-- Start Given entries --

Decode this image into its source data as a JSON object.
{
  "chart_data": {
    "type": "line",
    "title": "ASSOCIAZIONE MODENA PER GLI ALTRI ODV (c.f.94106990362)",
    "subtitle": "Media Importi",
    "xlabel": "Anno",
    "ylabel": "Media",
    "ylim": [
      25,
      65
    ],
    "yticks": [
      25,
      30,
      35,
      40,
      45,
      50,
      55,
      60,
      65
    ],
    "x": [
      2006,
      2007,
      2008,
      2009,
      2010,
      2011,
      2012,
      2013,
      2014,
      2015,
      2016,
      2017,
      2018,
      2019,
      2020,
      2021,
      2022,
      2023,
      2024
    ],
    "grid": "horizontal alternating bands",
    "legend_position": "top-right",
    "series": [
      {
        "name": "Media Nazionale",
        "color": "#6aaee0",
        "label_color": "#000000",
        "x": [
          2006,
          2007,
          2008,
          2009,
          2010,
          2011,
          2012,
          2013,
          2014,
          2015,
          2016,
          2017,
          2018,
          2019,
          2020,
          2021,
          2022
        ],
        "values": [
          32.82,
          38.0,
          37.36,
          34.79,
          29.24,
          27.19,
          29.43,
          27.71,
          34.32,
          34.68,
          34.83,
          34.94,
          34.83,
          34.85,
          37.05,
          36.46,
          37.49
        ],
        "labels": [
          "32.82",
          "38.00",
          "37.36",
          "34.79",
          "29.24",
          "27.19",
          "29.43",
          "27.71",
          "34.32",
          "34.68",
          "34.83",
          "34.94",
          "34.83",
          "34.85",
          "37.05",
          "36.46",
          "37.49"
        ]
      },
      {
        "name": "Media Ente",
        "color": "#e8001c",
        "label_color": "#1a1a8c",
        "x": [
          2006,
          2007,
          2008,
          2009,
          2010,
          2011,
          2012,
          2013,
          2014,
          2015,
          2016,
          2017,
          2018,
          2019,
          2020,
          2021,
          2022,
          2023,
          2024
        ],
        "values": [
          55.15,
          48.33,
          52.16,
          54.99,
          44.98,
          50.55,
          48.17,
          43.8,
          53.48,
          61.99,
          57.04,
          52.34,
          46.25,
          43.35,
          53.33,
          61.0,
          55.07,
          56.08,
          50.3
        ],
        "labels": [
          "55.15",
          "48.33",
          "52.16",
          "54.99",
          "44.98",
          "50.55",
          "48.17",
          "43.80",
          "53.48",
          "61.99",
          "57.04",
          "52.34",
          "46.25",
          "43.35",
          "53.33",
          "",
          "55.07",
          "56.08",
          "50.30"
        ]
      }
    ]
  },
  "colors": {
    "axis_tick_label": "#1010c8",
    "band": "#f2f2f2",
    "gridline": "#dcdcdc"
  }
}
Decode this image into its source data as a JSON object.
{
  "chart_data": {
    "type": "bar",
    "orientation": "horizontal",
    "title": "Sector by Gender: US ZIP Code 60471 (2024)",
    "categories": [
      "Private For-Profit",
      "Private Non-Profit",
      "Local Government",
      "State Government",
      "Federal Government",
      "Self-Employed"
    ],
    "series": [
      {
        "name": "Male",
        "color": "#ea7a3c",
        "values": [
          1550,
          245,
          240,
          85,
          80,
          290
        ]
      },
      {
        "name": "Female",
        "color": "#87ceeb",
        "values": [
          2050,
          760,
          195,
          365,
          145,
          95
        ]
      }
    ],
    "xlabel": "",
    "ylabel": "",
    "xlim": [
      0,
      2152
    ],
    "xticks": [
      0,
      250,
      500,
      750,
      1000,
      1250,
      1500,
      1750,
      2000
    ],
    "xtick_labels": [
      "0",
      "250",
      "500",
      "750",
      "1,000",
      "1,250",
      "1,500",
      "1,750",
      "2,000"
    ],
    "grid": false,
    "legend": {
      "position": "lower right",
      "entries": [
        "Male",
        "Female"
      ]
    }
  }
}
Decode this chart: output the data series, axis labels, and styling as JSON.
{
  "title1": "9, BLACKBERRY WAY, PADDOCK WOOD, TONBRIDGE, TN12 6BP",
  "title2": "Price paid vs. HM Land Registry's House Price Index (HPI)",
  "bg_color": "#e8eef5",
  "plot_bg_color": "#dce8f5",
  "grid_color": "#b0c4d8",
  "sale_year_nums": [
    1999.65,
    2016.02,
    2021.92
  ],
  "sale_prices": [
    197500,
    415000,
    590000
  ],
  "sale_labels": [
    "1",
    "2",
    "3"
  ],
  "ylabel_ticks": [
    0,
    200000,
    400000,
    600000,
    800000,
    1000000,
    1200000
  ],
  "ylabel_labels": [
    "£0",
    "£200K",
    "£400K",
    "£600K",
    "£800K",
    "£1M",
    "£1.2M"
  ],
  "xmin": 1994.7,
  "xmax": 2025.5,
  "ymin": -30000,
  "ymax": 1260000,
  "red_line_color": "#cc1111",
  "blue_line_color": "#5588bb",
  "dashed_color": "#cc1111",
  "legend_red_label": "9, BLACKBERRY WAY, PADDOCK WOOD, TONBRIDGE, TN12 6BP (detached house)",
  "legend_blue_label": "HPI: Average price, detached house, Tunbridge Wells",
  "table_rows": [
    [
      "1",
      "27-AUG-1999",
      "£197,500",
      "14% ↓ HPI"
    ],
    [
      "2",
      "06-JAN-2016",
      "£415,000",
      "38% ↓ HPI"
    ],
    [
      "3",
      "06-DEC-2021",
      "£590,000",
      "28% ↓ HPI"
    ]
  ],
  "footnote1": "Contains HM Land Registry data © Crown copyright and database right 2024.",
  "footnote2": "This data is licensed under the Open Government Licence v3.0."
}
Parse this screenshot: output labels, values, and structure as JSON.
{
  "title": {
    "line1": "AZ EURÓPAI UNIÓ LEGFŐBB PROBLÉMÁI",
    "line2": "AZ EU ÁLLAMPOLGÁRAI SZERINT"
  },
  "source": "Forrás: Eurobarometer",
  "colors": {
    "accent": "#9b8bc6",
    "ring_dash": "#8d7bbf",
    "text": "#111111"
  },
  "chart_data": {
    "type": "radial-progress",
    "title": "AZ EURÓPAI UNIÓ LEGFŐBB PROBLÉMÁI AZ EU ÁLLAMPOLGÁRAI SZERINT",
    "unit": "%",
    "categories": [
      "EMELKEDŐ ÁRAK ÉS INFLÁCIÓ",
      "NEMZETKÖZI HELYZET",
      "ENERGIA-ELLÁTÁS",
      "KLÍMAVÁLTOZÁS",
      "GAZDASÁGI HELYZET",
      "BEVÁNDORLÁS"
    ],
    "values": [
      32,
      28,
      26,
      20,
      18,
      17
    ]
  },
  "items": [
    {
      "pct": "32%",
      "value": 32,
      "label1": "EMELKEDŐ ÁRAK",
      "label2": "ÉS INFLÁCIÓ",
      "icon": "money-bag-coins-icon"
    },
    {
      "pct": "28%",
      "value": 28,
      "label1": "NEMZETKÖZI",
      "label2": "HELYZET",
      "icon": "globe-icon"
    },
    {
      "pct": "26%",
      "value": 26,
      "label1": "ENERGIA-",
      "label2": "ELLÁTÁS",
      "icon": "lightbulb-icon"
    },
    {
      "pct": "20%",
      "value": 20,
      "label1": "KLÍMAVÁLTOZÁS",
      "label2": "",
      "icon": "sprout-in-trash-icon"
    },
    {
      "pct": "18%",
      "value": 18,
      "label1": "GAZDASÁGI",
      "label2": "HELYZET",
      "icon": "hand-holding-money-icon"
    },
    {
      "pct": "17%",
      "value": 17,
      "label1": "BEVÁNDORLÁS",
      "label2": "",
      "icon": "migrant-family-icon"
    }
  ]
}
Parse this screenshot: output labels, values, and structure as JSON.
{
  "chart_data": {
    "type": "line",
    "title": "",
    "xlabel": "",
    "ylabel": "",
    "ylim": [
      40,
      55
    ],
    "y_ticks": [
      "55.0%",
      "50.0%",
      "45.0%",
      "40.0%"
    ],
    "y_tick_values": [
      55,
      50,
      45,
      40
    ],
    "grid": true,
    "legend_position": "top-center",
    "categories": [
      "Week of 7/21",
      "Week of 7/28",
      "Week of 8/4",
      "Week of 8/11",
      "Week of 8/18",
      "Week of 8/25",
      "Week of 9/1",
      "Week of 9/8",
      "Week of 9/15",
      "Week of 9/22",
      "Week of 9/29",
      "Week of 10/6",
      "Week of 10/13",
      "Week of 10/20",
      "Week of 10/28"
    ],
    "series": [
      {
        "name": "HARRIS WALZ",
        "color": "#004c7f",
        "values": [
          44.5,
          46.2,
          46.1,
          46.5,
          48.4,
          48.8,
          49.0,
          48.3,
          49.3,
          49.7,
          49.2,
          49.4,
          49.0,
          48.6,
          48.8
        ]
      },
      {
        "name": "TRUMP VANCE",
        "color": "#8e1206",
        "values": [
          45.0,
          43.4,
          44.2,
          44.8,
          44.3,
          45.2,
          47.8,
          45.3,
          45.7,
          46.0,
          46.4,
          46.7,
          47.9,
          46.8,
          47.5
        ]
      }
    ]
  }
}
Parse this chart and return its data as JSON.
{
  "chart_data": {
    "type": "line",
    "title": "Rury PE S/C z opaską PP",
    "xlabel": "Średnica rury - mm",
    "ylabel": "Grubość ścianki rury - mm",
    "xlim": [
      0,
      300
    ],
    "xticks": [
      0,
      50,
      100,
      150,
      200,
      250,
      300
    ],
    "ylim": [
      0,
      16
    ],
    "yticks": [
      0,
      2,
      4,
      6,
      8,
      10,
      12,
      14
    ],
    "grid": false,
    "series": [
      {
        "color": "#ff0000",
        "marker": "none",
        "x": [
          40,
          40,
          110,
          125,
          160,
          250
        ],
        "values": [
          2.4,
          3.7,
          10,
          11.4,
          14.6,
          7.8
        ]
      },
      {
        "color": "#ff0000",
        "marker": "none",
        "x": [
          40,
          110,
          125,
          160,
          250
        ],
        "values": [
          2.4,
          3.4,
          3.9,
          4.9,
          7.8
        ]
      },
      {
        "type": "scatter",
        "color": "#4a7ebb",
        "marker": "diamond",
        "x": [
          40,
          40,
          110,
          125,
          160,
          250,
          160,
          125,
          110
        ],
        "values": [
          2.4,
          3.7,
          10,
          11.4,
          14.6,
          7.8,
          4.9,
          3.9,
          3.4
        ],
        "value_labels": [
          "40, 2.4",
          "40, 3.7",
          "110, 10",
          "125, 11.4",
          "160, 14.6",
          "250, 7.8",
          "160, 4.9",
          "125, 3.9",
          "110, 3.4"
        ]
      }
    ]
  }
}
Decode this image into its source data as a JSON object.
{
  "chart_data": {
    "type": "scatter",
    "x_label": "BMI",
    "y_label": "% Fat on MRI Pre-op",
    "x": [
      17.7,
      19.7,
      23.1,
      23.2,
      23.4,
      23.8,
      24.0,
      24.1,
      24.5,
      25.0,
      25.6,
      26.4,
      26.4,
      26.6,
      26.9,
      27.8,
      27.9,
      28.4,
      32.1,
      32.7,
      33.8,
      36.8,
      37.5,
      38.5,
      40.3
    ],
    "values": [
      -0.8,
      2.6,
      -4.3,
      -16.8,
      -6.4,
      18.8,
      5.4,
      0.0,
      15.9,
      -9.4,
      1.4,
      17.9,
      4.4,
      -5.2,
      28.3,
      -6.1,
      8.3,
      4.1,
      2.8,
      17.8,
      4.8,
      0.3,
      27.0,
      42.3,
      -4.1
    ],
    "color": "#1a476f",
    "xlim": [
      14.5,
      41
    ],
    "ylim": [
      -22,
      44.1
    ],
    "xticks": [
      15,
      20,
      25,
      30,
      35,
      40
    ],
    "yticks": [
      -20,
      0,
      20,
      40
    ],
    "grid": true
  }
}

-- End Given entries --

§ **Aim of the task**:
Gather, from the listing above, every line carrying the word "xlabel".

§ **Final result**:
    "xlabel": "Anno",
    "xlabel": "",
    "xlabel": "",
    "xlabel": "Średnica rury - mm",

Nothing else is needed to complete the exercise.